--- BEGIN Extracted information ---

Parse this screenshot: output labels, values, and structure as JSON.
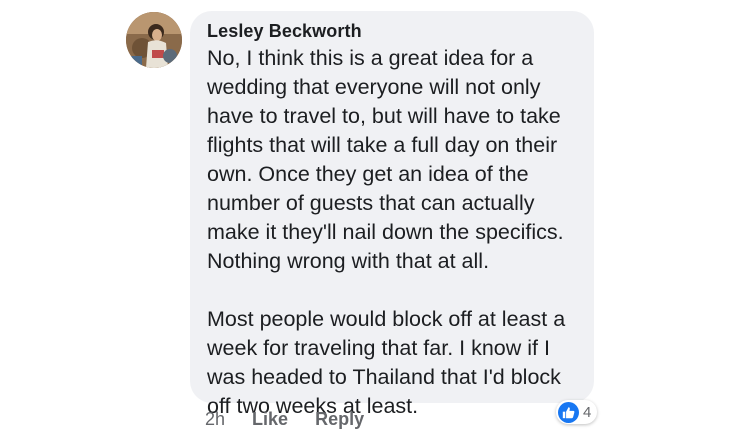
{
  "comment": {
    "author": "Lesley Beckworth",
    "paragraphs": [
      [
        "No, I think this is a great idea for a",
        "wedding that everyone will not only",
        "have to travel to, but will have to take",
        "flights that will take a full day on their",
        "own. Once they get an idea of the",
        "number of guests that can actually",
        "make it they'll nail down the specifics.",
        "Nothing wrong with that at all."
      ],
      [
        "Most people would block off at least a",
        "week for traveling that far. I know if I",
        "was headed to Thailand that I'd block",
        "off two weeks at least."
      ]
    ],
    "timestamp": "2h",
    "actions": {
      "like": "Like",
      "reply": "Reply"
    },
    "reactions": {
      "icon": "thumbs-up-icon",
      "count": "4"
    }
  },
  "colors": {
    "bubble": "#f0f1f4",
    "text": "#1c1e21",
    "meta": "#65676b",
    "like_badge": "#1877f2"
  }
}
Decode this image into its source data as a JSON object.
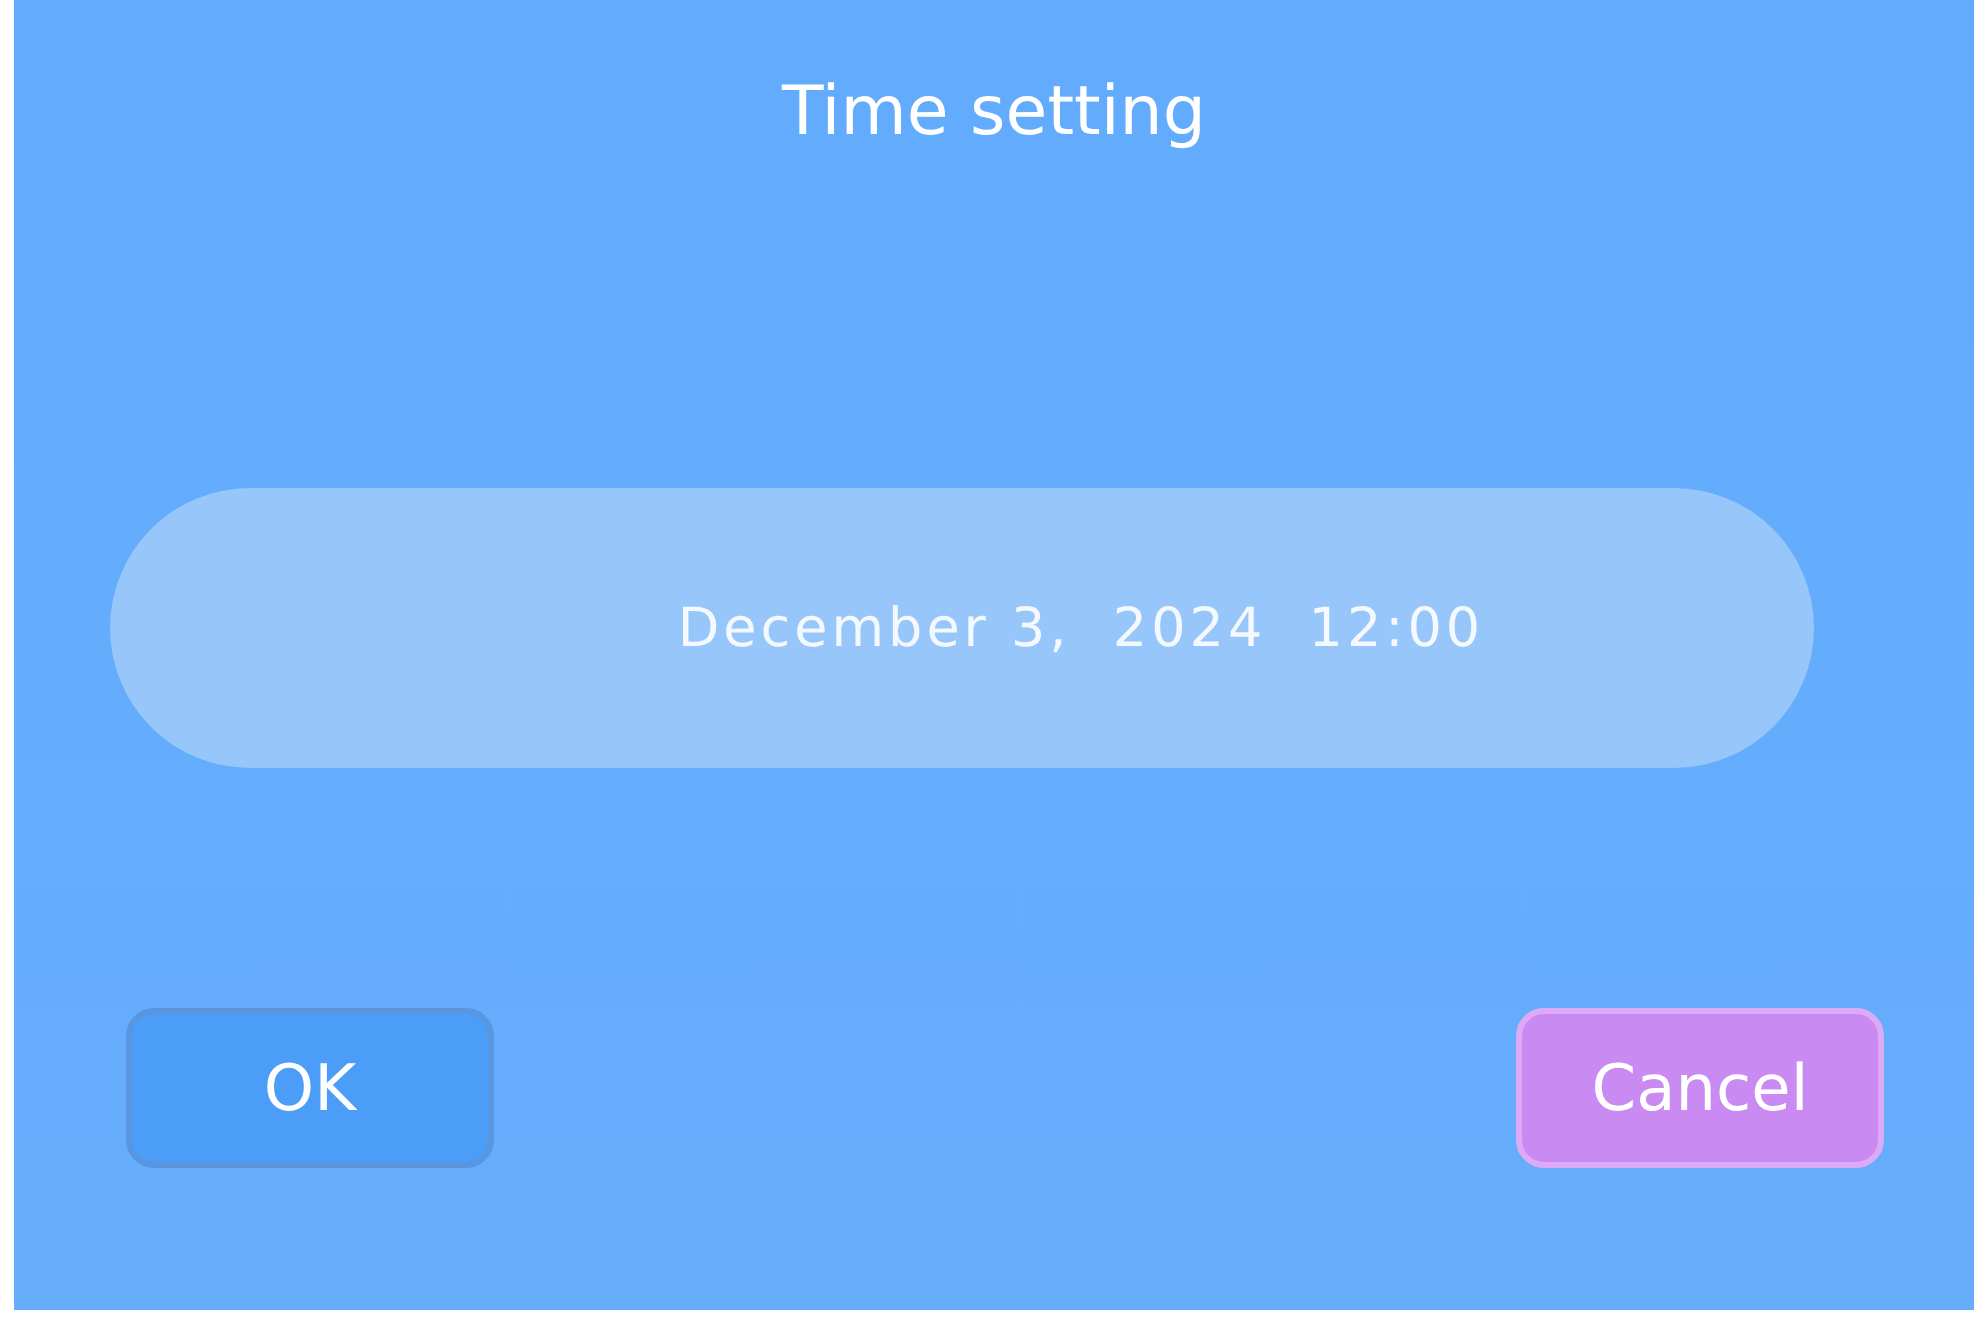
{
  "title": "Time setting",
  "datetime": "December 3,  2024  12:00",
  "buttons": [
    {
      "label": "OK",
      "kind": "primary"
    },
    {
      "label": "Cancel",
      "kind": "cancel"
    }
  ]
}
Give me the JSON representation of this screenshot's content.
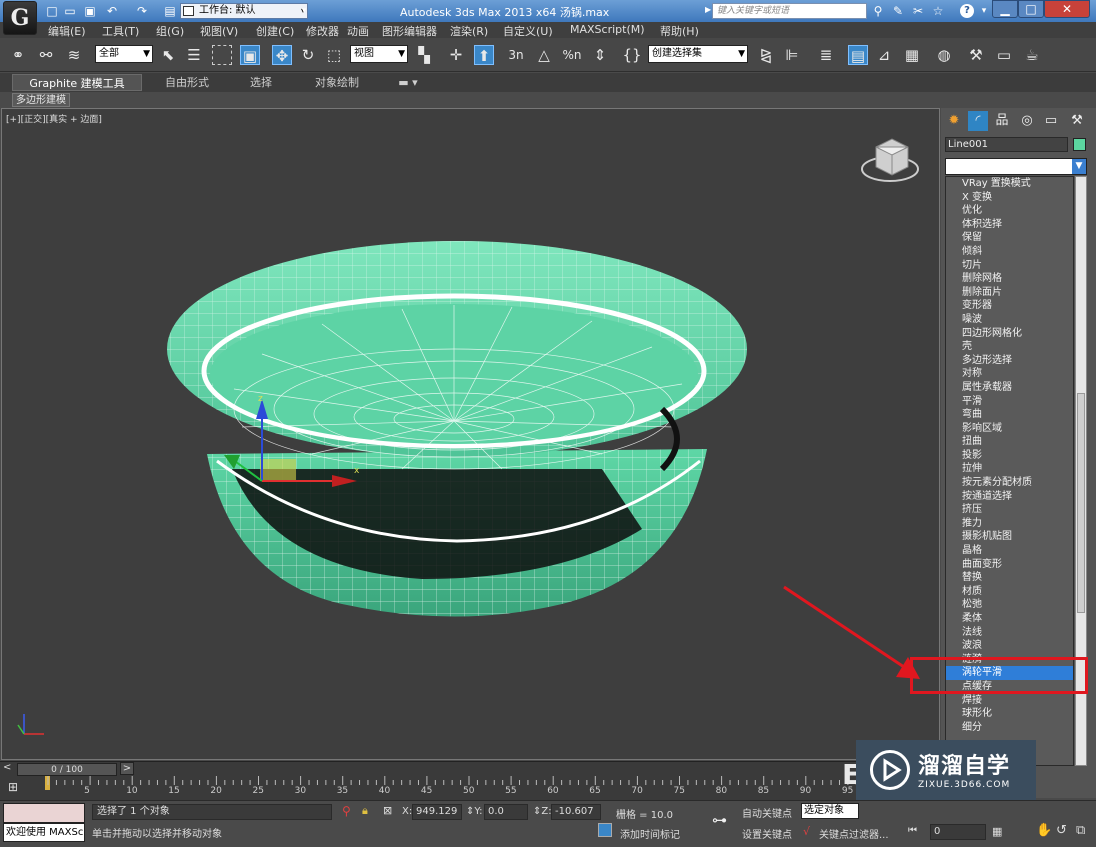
{
  "window": {
    "app_icon_glyph": "G",
    "workspace_label": "工作台: 默认",
    "title": "Autodesk 3ds Max  2013 x64      汤锅.max",
    "search_placeholder": "键入关键字或短语",
    "help_label": "?"
  },
  "menu": [
    "编辑(E)",
    "工具(T)",
    "组(G)",
    "视图(V)",
    "创建(C)",
    "修改器",
    "动画",
    "图形编辑器",
    "渲染(R)",
    "自定义(U)",
    "MAXScript(M)",
    "帮助(H)"
  ],
  "toolbar": {
    "selection_filter": "全部",
    "reference_coord": "视图",
    "snap_labels": [
      "3",
      "%",
      "%"
    ],
    "named_selection": "创建选择集"
  },
  "ribbon": {
    "tabs": [
      "Graphite 建模工具",
      "自由形式",
      "选择",
      "对象绘制"
    ],
    "subtab": "多边形建模"
  },
  "viewport": {
    "label": "[+][正交][真实 + 边面]",
    "gizmo_x": "x",
    "gizmo_z": "z",
    "mesh_color": "#5ed7a6"
  },
  "command_panel": {
    "object_name": "Line001",
    "object_color": "#5cd6a0",
    "modifiers": [
      "VRay 置换模式",
      "X 变换",
      "优化",
      "体积选择",
      "保留",
      "倾斜",
      "切片",
      "删除网格",
      "删除面片",
      "变形器",
      "噪波",
      "四边形网格化",
      "壳",
      "多边形选择",
      "对称",
      "属性承载器",
      "平滑",
      "弯曲",
      "影响区域",
      "扭曲",
      "投影",
      "拉伸",
      "按元素分配材质",
      "按通道选择",
      "挤压",
      "推力",
      "摄影机贴图",
      "晶格",
      "曲面变形",
      "替换",
      "材质",
      "松弛",
      "柔体",
      "法线",
      "波浪",
      "涟漪",
      "涡轮平滑",
      "点缓存",
      "焊接",
      "球形化",
      "细分"
    ],
    "selected_modifier": "涡轮平滑"
  },
  "timeline": {
    "slider_label": "0 / 100",
    "ticks": [
      "5",
      "10",
      "15",
      "20",
      "25",
      "30",
      "35",
      "40",
      "45",
      "50",
      "55",
      "60",
      "65",
      "70",
      "75",
      "80",
      "85",
      "90",
      "95"
    ]
  },
  "status": {
    "welcome": "欢迎使用 MAXSc",
    "selection_info": "选择了 1 个对象",
    "prompt": "单击并拖动以选择并移动对象",
    "x_value": "949.129",
    "y_value": "0.0",
    "z_value": "-10.607",
    "grid": "栅格 = 10.0",
    "auto_key": "自动关键点",
    "selected_object": "选定对象",
    "set_key": "设置关键点",
    "key_filter": "关键点过滤器...",
    "add_time_tag": "添加时间标记",
    "frame": "0"
  },
  "watermark": {
    "cn": "溜溜自学",
    "en": "ZIXUE.3D66.COM"
  }
}
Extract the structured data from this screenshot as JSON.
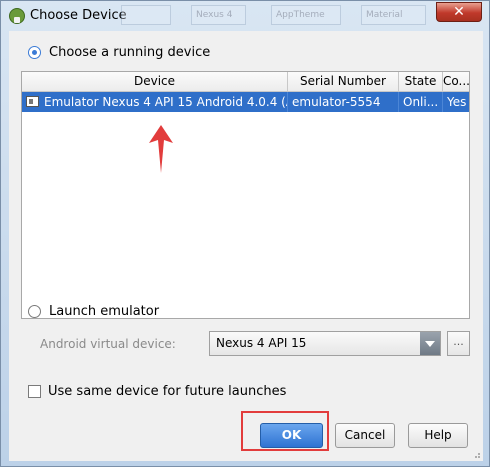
{
  "window": {
    "title": "Choose Device",
    "close_glyph": "✕",
    "background_tabs": [
      "",
      "Nexus 4",
      "AppTheme",
      "Material"
    ]
  },
  "running": {
    "label": "Choose a running device",
    "selected": true,
    "columns": [
      "Device",
      "Serial Number",
      "State",
      "Co..."
    ],
    "rows": [
      {
        "device": "Emulator Nexus 4 API 15 Android 4.0.4 (A",
        "serial": "emulator-5554",
        "state": "Onli...",
        "compatible": "Yes",
        "selected": true
      }
    ]
  },
  "emulator": {
    "label": "Launch emulator",
    "selected": false,
    "avd_label": "Android virtual device:",
    "avd_value": "Nexus 4 API 15",
    "more_label": "..."
  },
  "same_device": {
    "label": "Use same device for future launches",
    "checked": false
  },
  "buttons": {
    "ok": "OK",
    "cancel": "Cancel",
    "help": "Help"
  },
  "colors": {
    "selection": "#2f6fc9",
    "annotation": "#e23c3c",
    "primary_button": "#3b7bd6"
  },
  "icons": {
    "app": "android-studio-icon",
    "device": "emulator-device-icon",
    "arrow": "red-annotation-arrow"
  }
}
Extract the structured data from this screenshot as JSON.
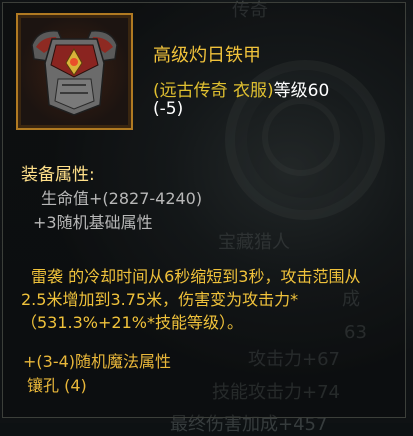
{
  "background": {
    "texts": [
      "传奇",
      "宝藏猎人",
      "成",
      "63",
      "攻击力+67",
      "技能攻击力+74",
      "最终伤害加成+457"
    ]
  },
  "tooltip": {
    "icon": "chest-armor-icon",
    "name": "高级灼日铁甲",
    "type_open": "(远古传奇 衣服)",
    "level_label": "等级",
    "level_value": "60",
    "level_delta": "(-5)",
    "section_title": "装备属性:",
    "attributes": [
      "生命值+(2827-4240)",
      "+3随机基础属性"
    ],
    "skill_name": "雷袭",
    "skill_desc": " 的冷却时间从6秒缩短到3秒，攻击范围从2.5米增加到3.75米，伤害变为攻击力*（531.3%+21%*技能等级）。",
    "magic_attrs": "+(3-4)随机魔法属性",
    "sockets": "镶孔 (4)"
  },
  "colors": {
    "name": "#f0c23b",
    "frame": "#b07a22",
    "section": "#ffe08a",
    "attribute": "#b8b8b8"
  }
}
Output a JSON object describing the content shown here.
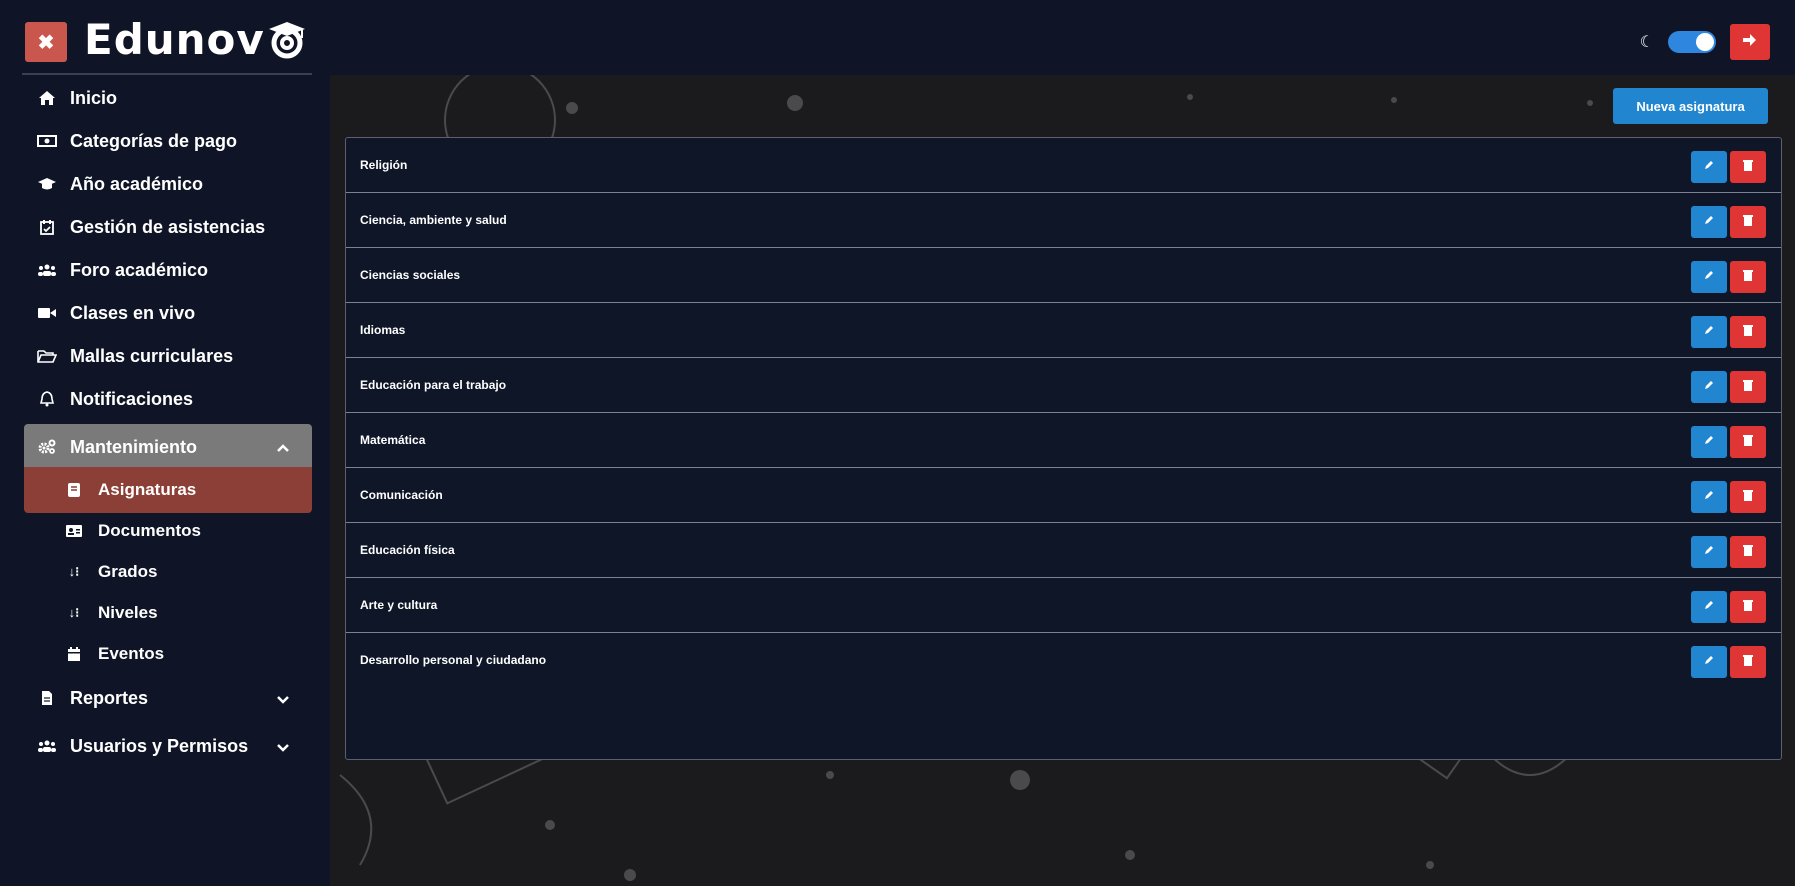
{
  "app": {
    "logo_text": "Edunov",
    "theme_toggle_state": "dark"
  },
  "sidebar": {
    "items": [
      {
        "label": "Inicio",
        "icon": "home-icon"
      },
      {
        "label": "Categorías de pago",
        "icon": "money-bill-icon"
      },
      {
        "label": "Año académico",
        "icon": "graduation-cap-icon"
      },
      {
        "label": "Gestión de asistencias",
        "icon": "calendar-check-icon"
      },
      {
        "label": "Foro académico",
        "icon": "users-icon"
      },
      {
        "label": "Clases en vivo",
        "icon": "video-icon"
      },
      {
        "label": "Mallas curriculares",
        "icon": "folder-open-icon"
      },
      {
        "label": "Notificaciones",
        "icon": "bell-icon"
      },
      {
        "label": "Mantenimiento",
        "icon": "cogs-icon",
        "expanded": true
      },
      {
        "label": "Reportes",
        "icon": "file-icon",
        "expanded": false
      },
      {
        "label": "Usuarios y Permisos",
        "icon": "users-icon",
        "expanded": false
      }
    ],
    "maintenance_subitems": [
      {
        "label": "Asignaturas",
        "icon": "book-icon",
        "active": true
      },
      {
        "label": "Documentos",
        "icon": "id-card-icon"
      },
      {
        "label": "Grados",
        "icon": "sort-numeric-icon"
      },
      {
        "label": "Niveles",
        "icon": "sort-numeric-icon"
      },
      {
        "label": "Eventos",
        "icon": "calendar-icon"
      }
    ]
  },
  "main": {
    "new_button_label": "Nueva asignatura",
    "subjects": [
      "Religión",
      "Ciencia, ambiente y salud",
      "Ciencias sociales",
      "Idiomas",
      "Educación para el trabajo",
      "Matemática",
      "Comunicación",
      "Educación física",
      "Arte y cultura",
      "Desarrollo personal y ciudadano"
    ]
  },
  "colors": {
    "sidebar_bg": "#0f1526",
    "accent_blue": "#2185d0",
    "danger_red": "#e03535",
    "active_item": "#8b3f36",
    "open_group": "#7a7a7a"
  }
}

--- END Extracted information ---

◆ **Written exercise**
Count the lines of the data that include the string "block", and give only that number.

◆ **Expected answer**
2